Data section:
>> start

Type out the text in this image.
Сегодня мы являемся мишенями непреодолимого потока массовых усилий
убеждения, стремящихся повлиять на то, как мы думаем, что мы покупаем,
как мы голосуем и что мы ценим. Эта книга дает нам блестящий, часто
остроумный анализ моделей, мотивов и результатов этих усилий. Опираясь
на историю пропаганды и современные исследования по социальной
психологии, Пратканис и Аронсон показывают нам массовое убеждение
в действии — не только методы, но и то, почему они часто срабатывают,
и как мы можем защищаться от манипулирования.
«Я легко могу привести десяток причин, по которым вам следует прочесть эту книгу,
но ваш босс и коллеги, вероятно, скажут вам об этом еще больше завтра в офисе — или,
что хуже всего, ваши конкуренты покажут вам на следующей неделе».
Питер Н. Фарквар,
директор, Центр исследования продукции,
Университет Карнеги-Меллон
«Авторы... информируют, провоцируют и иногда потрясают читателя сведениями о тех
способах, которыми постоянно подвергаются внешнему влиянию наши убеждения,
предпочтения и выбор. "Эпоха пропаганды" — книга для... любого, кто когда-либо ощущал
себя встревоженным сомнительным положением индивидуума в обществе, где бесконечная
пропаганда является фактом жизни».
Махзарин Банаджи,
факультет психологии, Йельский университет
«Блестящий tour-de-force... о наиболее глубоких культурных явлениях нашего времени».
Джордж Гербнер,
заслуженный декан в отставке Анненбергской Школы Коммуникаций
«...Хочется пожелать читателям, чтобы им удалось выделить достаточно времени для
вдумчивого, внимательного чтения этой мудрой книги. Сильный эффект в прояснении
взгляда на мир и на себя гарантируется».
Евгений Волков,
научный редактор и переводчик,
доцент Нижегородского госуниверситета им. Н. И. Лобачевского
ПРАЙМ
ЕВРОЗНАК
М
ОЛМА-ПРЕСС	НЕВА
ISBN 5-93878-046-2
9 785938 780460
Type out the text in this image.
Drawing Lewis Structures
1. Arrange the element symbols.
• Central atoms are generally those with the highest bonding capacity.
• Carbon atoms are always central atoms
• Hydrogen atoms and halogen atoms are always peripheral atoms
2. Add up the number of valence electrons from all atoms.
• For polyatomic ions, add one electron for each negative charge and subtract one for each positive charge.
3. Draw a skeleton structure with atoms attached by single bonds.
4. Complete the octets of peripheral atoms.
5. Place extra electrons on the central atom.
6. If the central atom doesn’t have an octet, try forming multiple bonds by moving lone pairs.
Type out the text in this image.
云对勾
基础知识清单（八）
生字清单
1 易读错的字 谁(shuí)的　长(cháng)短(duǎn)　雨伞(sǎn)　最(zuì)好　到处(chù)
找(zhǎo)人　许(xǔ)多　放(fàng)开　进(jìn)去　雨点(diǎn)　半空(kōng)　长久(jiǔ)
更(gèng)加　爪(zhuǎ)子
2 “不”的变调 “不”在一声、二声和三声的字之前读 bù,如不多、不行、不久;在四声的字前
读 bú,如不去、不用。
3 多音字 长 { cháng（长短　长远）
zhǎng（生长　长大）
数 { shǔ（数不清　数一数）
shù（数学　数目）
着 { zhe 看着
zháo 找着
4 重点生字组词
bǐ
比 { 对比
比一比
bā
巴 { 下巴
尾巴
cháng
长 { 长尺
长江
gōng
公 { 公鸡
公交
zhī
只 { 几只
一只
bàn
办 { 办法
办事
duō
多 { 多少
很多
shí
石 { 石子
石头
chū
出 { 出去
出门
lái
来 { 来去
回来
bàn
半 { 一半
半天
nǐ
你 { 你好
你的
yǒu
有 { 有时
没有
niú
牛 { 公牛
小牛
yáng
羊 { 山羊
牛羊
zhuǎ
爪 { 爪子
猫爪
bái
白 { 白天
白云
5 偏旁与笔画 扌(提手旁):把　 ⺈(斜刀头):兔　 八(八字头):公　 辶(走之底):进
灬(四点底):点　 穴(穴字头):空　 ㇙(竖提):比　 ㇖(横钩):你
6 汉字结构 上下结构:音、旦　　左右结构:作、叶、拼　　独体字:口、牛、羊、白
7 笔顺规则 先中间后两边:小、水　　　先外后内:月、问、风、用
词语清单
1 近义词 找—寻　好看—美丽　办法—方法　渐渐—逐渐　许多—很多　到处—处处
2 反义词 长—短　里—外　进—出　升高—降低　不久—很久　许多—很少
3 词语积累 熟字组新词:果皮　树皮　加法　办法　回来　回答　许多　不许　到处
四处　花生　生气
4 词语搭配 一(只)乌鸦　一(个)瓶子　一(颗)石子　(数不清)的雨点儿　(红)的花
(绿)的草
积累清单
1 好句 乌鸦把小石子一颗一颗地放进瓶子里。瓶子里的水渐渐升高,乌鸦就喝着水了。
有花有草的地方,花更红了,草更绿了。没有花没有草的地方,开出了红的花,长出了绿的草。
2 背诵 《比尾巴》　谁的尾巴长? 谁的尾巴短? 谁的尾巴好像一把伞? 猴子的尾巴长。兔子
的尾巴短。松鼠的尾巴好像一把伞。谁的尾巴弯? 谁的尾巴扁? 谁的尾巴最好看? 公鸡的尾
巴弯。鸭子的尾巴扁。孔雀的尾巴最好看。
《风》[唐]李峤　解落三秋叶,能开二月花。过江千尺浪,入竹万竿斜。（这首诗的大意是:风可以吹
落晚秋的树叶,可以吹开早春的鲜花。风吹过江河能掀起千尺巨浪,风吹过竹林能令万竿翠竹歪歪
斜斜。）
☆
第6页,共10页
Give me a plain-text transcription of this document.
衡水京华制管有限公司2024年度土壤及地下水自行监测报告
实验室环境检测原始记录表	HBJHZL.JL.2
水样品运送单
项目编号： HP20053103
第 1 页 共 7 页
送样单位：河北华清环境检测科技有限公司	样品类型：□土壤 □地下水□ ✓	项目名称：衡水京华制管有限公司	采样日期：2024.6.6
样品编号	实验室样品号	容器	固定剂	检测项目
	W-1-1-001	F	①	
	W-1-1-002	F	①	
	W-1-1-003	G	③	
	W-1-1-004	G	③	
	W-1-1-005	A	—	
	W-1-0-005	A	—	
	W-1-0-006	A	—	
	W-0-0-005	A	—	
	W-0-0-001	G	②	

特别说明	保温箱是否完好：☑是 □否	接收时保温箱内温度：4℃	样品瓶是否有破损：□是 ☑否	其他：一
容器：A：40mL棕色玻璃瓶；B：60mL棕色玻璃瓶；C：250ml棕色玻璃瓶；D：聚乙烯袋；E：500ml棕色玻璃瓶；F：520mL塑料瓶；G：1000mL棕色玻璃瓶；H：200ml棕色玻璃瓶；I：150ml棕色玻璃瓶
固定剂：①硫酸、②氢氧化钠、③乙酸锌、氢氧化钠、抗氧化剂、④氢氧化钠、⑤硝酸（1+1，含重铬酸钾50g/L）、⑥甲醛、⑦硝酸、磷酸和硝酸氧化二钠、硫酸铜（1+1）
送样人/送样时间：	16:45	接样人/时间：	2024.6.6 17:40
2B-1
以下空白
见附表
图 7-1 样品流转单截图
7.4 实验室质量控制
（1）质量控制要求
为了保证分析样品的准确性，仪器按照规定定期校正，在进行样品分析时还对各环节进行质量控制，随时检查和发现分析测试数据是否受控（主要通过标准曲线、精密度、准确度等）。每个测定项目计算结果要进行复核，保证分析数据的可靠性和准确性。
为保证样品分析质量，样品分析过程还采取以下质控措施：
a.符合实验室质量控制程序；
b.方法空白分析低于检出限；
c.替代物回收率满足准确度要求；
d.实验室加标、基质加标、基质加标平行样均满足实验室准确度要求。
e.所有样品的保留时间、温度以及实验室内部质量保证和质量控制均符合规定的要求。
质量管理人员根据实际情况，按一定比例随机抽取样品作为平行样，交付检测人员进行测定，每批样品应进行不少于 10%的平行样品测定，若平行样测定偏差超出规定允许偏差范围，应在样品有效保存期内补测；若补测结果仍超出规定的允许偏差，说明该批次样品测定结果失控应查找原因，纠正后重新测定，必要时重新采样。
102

>> end

Set exercise: Report how many lines of the records above contain the word "always", and give only that number.

Answer to the problem: 2